Problem description: Keep only the lines of the listing that include the word "this", and copy them.

◇ ◇ ◇

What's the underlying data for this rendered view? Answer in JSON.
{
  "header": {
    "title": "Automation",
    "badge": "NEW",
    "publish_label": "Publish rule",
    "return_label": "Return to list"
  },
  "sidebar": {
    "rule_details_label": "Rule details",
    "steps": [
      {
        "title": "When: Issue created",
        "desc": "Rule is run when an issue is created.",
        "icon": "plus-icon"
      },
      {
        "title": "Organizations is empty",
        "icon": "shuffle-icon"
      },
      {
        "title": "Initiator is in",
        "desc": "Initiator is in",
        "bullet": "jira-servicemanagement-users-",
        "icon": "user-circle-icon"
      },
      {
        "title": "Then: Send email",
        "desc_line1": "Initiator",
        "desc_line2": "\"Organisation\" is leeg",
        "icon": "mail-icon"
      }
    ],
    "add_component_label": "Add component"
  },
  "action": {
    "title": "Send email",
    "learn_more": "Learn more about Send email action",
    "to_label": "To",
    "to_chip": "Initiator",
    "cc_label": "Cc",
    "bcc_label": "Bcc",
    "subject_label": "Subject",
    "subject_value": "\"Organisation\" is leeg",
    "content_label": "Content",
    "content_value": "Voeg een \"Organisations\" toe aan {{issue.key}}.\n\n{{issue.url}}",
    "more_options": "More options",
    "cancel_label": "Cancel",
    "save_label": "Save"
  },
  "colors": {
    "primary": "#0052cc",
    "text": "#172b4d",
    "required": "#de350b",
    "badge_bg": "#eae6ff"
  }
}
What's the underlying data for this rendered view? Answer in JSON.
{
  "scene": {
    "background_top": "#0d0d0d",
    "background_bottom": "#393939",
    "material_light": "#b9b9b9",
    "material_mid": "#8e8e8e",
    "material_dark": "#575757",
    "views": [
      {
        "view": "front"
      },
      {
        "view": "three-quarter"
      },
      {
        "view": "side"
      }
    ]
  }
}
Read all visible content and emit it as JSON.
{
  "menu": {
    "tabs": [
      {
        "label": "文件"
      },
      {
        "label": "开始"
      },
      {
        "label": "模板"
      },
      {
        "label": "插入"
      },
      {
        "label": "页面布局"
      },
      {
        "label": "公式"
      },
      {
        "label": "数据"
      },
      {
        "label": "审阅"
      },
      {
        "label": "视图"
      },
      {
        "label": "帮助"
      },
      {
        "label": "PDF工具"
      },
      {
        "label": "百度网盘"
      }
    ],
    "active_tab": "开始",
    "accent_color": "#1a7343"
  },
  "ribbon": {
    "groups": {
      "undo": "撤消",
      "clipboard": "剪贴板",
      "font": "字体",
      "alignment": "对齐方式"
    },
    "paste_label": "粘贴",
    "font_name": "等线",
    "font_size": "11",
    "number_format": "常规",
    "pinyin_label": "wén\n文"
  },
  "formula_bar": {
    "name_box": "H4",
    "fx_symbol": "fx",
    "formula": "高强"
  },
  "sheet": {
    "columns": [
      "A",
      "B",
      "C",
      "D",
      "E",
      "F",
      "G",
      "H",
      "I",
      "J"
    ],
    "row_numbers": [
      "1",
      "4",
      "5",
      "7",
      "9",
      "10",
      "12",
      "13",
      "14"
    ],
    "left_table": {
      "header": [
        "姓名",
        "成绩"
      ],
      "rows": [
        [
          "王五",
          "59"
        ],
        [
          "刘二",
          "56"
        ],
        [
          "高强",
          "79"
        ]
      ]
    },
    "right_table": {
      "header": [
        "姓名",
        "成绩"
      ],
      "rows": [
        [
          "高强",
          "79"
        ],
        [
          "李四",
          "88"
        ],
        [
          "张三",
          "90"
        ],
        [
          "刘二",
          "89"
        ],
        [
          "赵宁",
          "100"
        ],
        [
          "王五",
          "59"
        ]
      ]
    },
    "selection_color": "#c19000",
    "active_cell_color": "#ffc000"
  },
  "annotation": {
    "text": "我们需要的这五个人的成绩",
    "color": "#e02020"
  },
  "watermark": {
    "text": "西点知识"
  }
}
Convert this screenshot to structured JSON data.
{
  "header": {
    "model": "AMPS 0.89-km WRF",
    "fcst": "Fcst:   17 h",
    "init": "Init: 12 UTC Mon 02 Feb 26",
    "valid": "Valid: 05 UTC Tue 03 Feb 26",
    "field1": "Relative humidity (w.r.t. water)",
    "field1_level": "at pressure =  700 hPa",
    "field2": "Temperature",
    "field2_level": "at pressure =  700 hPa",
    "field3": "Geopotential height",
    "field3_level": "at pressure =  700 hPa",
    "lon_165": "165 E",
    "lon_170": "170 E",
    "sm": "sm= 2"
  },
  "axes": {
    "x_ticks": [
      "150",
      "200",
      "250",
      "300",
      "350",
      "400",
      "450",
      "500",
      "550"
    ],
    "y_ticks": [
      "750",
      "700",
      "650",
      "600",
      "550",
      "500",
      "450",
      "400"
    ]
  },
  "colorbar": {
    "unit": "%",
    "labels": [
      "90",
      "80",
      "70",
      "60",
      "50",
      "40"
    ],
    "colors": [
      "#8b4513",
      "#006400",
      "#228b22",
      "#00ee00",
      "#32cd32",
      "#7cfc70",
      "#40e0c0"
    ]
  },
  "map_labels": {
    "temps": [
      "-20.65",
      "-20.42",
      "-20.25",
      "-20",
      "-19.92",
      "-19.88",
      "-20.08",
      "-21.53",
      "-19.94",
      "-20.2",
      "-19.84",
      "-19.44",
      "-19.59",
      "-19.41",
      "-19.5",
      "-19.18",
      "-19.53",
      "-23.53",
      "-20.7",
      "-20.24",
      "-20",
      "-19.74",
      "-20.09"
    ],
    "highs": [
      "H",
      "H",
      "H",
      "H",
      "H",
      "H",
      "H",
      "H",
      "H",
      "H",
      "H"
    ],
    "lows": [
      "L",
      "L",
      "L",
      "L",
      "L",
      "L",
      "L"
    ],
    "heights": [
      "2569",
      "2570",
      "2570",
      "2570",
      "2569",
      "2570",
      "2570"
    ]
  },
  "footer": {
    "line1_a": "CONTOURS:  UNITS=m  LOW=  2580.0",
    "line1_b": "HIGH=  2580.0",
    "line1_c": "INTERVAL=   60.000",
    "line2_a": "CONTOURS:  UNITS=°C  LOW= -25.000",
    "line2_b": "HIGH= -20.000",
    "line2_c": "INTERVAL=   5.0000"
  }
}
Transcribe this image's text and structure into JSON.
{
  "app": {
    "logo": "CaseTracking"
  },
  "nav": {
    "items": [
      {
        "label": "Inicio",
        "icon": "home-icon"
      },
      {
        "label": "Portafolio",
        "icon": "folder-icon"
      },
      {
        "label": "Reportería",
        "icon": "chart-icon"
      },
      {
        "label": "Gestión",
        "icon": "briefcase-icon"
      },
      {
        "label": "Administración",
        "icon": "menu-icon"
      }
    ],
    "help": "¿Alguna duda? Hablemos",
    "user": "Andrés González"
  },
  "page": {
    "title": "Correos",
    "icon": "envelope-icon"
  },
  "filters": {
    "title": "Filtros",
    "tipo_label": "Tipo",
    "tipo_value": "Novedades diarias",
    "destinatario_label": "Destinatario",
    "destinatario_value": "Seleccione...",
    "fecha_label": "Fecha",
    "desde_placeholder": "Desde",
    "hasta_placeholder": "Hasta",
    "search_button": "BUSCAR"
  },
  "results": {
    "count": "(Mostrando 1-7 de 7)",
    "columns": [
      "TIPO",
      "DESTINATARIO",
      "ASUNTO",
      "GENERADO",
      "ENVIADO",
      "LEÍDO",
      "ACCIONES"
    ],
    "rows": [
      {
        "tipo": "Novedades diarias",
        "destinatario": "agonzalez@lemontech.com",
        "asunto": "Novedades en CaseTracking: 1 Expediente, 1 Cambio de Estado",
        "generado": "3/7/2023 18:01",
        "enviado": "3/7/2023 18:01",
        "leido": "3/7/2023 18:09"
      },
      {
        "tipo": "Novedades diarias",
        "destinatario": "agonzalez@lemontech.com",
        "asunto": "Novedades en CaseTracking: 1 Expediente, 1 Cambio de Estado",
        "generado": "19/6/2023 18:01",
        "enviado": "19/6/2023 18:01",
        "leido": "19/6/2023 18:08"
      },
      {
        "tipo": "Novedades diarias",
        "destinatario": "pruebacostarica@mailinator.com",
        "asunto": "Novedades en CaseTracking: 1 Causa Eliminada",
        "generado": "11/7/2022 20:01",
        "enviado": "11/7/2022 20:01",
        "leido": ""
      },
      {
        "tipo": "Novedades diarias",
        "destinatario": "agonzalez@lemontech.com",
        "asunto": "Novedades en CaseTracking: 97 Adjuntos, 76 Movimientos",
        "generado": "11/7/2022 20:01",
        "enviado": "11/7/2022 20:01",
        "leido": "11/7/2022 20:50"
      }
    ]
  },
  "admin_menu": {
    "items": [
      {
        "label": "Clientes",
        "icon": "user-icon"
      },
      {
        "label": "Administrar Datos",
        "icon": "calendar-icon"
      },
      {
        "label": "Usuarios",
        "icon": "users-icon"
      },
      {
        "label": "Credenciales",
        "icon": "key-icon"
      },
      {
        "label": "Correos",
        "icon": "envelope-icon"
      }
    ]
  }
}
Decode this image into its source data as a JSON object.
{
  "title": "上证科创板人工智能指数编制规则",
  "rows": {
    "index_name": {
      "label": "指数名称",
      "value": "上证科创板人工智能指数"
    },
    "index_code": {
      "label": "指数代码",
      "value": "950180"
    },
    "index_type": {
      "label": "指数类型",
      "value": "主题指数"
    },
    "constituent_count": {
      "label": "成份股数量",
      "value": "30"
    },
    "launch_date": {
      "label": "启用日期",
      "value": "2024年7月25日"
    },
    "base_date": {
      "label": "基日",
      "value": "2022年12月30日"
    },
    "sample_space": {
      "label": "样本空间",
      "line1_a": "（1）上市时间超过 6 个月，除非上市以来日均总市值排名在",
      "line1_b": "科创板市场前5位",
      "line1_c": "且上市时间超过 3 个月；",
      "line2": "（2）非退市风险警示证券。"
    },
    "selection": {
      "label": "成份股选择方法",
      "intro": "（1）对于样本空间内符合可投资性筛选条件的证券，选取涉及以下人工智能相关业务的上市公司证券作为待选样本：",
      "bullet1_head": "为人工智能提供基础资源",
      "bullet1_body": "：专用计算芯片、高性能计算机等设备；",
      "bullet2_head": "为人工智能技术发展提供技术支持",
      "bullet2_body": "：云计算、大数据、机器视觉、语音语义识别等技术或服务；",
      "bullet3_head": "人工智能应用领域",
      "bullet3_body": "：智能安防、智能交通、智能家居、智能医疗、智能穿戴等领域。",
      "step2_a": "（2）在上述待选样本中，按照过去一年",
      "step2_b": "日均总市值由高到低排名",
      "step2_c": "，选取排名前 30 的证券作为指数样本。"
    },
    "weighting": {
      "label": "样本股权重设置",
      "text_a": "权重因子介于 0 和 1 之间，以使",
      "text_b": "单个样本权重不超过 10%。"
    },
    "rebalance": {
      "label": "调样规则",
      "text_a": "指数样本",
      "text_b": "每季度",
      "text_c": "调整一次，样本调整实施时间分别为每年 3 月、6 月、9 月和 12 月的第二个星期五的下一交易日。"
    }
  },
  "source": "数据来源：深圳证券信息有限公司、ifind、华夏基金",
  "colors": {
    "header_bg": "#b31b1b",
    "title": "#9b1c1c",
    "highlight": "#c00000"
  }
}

◇ ◇ ◇

Correct result:
What's the underlying data for this rendered view? Answer in JSON.
What's the underlying data for this rendered view? Answer in JSON.
Convert this screenshot to structured JSON data.
Transcribe this image's text and structure into JSON.
Decode this image into its source data as a JSON object.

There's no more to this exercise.